··· TASK MATERIAL ···

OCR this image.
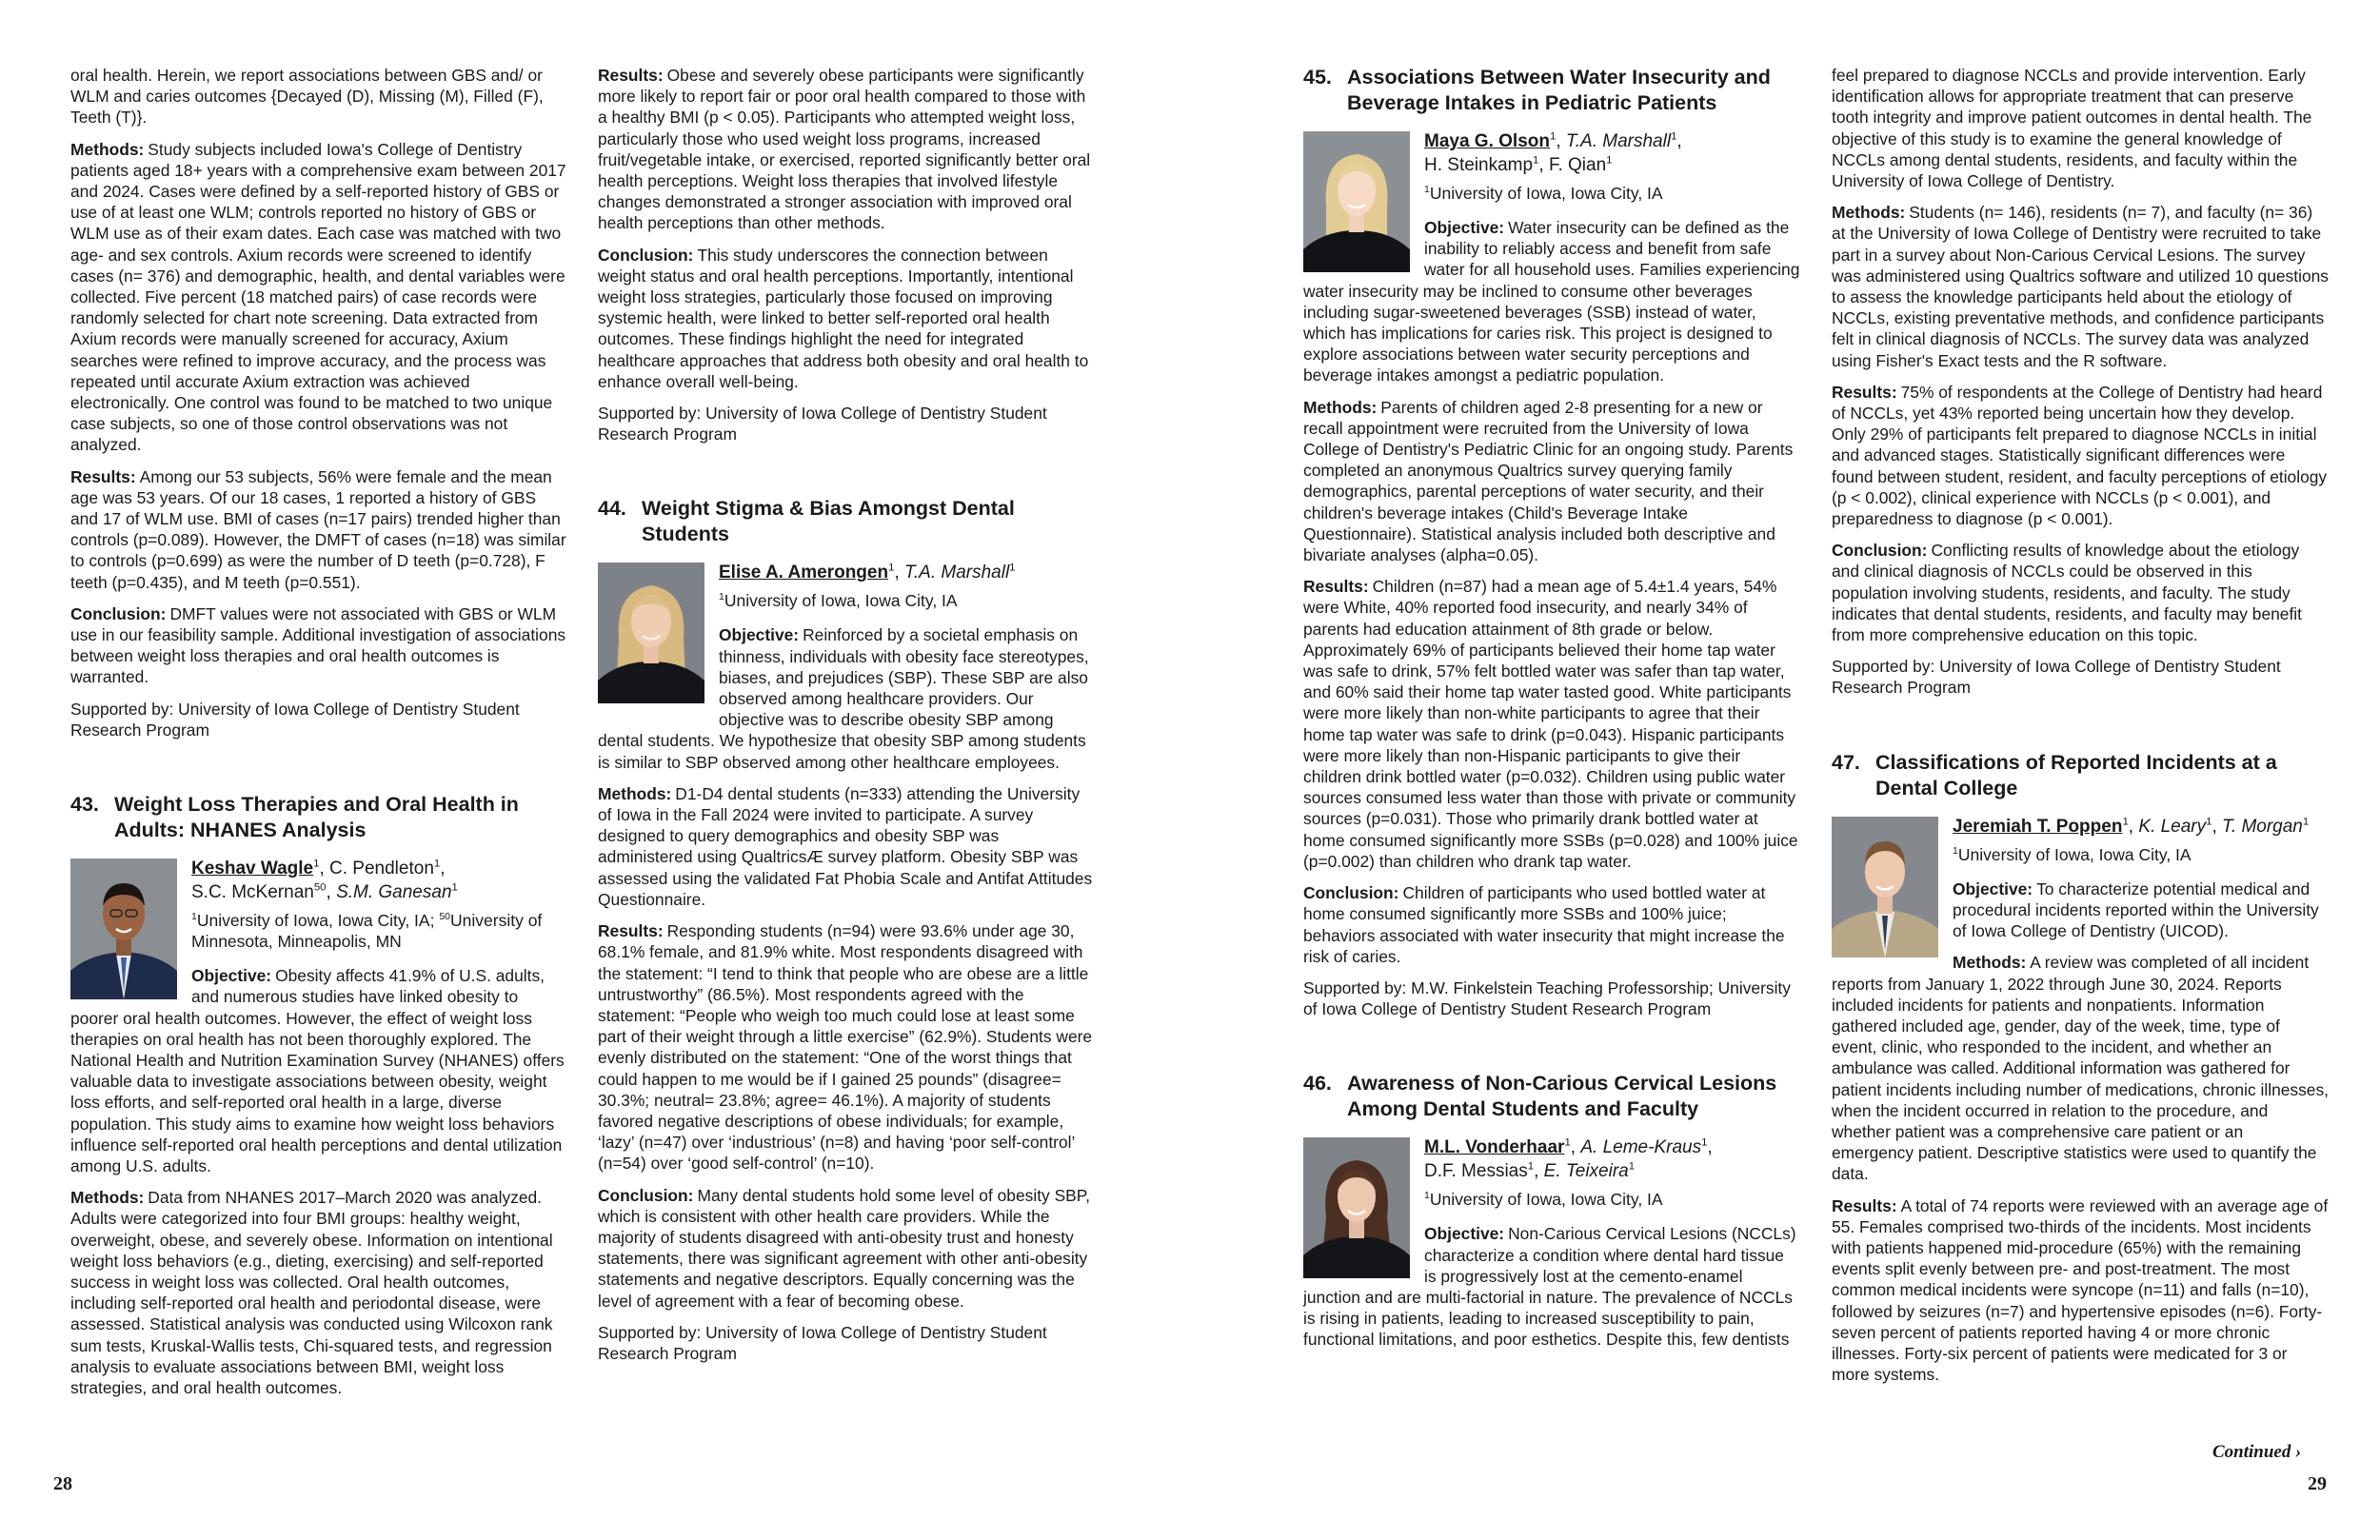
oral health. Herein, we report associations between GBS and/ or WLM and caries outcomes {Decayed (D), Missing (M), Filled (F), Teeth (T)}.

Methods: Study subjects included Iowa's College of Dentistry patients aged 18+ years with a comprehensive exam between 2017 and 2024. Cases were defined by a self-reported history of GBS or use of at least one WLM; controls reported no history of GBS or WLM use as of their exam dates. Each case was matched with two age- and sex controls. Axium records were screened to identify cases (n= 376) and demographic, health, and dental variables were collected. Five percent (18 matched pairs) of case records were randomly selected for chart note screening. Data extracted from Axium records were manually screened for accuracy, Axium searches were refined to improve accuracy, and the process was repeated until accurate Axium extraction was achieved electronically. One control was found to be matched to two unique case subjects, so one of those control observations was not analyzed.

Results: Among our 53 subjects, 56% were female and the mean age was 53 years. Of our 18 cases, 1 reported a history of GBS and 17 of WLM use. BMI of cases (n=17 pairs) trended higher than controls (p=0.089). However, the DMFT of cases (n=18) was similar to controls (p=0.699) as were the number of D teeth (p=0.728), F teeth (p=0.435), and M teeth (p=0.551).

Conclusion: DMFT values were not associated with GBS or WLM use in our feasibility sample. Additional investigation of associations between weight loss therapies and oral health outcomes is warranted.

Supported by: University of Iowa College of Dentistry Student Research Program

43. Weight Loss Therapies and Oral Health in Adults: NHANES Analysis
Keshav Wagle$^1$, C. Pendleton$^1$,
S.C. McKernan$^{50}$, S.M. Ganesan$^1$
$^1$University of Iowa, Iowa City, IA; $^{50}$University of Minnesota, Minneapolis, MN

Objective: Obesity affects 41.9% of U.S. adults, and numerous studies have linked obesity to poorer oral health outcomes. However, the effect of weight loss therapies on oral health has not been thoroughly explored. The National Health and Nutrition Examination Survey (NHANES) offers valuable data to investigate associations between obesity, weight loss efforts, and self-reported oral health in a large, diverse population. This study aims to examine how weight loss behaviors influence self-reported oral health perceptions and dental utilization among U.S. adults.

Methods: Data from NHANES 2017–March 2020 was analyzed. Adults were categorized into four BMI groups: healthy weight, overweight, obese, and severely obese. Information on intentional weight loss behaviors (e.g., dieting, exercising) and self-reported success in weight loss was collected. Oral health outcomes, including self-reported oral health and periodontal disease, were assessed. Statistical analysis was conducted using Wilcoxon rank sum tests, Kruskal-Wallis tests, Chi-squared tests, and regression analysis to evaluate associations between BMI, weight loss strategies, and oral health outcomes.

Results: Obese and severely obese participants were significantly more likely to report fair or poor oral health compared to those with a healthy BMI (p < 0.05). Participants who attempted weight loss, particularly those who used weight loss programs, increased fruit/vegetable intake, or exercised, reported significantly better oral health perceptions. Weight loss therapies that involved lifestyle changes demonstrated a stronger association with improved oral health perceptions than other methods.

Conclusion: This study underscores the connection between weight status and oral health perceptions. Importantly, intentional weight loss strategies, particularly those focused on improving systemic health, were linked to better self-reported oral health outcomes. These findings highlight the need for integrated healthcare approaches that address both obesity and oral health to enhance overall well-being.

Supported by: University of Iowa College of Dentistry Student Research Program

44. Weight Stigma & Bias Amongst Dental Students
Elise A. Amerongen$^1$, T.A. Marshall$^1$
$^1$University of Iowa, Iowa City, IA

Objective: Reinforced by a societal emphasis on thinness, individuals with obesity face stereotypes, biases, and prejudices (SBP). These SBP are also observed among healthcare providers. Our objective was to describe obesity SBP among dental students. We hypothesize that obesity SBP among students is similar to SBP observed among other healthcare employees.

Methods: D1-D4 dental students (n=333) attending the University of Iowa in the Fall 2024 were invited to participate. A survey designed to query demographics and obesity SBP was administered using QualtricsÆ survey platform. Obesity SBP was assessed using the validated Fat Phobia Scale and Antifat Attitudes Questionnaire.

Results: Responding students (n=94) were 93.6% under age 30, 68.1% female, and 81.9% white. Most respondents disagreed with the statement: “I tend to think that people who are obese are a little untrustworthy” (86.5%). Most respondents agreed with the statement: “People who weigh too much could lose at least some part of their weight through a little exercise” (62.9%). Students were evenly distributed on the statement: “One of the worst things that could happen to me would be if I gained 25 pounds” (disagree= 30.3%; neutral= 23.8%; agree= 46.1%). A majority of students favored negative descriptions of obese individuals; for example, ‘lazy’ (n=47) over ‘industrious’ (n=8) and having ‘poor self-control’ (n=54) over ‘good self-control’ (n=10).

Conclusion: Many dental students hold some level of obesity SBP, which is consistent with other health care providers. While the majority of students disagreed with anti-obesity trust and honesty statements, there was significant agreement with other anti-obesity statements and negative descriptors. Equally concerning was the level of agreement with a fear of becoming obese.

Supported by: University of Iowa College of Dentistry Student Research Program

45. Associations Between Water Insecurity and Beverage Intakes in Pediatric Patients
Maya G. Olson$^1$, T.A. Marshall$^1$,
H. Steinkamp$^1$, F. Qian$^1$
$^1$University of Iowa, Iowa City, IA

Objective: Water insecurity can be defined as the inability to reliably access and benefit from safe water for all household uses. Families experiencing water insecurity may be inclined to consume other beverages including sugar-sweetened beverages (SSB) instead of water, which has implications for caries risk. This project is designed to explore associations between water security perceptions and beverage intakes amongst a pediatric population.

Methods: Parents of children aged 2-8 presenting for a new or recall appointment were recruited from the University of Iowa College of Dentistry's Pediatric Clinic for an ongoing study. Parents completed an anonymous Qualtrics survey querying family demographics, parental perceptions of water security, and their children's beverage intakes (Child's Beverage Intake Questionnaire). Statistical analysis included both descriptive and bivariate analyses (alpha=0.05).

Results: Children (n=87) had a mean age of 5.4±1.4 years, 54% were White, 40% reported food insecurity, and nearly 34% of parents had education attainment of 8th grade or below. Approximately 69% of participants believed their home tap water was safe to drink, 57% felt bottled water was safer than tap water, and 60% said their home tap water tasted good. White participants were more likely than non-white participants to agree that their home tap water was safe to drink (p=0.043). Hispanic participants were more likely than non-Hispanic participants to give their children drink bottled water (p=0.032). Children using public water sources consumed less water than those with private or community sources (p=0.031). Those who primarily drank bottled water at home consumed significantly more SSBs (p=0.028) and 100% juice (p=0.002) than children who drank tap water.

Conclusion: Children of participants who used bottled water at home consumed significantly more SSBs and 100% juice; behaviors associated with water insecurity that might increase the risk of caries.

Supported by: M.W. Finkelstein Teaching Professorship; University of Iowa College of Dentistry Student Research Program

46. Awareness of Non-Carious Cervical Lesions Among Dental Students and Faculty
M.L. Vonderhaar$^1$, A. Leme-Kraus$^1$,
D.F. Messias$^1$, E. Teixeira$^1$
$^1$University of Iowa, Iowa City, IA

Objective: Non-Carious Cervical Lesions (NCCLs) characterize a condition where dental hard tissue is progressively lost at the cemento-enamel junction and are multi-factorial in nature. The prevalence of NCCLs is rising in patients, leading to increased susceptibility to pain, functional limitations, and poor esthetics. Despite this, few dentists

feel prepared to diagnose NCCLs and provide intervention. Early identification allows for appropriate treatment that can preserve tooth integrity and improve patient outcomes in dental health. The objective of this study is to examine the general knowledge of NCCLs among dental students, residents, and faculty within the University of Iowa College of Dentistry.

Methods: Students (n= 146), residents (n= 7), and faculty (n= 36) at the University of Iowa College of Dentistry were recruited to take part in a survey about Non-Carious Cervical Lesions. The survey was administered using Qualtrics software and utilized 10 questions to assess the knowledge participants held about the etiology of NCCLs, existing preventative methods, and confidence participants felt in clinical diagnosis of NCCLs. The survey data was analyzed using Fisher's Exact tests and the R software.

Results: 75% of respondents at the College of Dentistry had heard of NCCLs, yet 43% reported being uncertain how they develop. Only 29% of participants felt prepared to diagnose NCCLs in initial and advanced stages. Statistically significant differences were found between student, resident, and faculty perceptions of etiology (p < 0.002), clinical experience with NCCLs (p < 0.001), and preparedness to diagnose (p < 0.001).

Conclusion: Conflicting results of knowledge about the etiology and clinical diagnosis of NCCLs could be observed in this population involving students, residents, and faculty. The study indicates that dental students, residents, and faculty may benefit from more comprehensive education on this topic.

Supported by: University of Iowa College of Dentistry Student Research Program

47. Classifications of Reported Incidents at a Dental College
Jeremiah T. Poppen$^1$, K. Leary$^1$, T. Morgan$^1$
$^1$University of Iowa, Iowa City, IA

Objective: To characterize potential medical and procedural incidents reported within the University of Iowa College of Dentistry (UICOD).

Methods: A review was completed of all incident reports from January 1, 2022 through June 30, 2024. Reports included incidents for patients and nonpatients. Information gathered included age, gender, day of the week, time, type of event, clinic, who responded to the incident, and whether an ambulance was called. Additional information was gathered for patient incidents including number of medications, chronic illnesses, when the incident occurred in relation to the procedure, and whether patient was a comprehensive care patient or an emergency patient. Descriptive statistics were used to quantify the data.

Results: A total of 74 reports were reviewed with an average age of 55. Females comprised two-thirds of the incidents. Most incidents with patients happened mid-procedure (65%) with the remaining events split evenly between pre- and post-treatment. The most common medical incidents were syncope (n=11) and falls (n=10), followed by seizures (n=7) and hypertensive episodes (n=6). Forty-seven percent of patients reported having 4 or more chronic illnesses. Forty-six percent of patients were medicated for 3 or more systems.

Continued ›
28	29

···

* **AIM OF THE EXERCISE**
Extract each line holding the word "behaviors" from the records.

* **REPLY**
Objective: Obesity affects 41.9% of U.S. adults, and numerous studies have linked obesity to poorer oral health outcomes. However, the effect of weight loss therapies on oral health has not been thoroughly explored. The National Health and Nutrition Examination Survey (NHANES) offers valuable data to investigate associations between obesity, weight loss efforts, and self-reported oral health in a large, diverse population. This study aims to examine how weight loss behaviors influence self-reported oral health perceptions and dental utilization among U.S. adults.
Methods: Data from NHANES 2017–March 2020 was analyzed. Adults were categorized into four BMI groups: healthy weight, overweight, obese, and severely obese. Information on intentional weight loss behaviors (e.g., dieting, exercising) and self-reported success in weight loss was collected. Oral health outcomes, including self-reported oral health and periodontal disease, were assessed. Statistical analysis was conducted using Wilcoxon rank sum tests, Kruskal-Wallis tests, Chi-squared tests, and regression analysis to evaluate associations between BMI, weight loss strategies, and oral health outcomes.
Conclusion: Children of participants who used bottled water at home consumed significantly more SSBs and 100% juice; behaviors associated with water insecurity that might increase the risk of caries.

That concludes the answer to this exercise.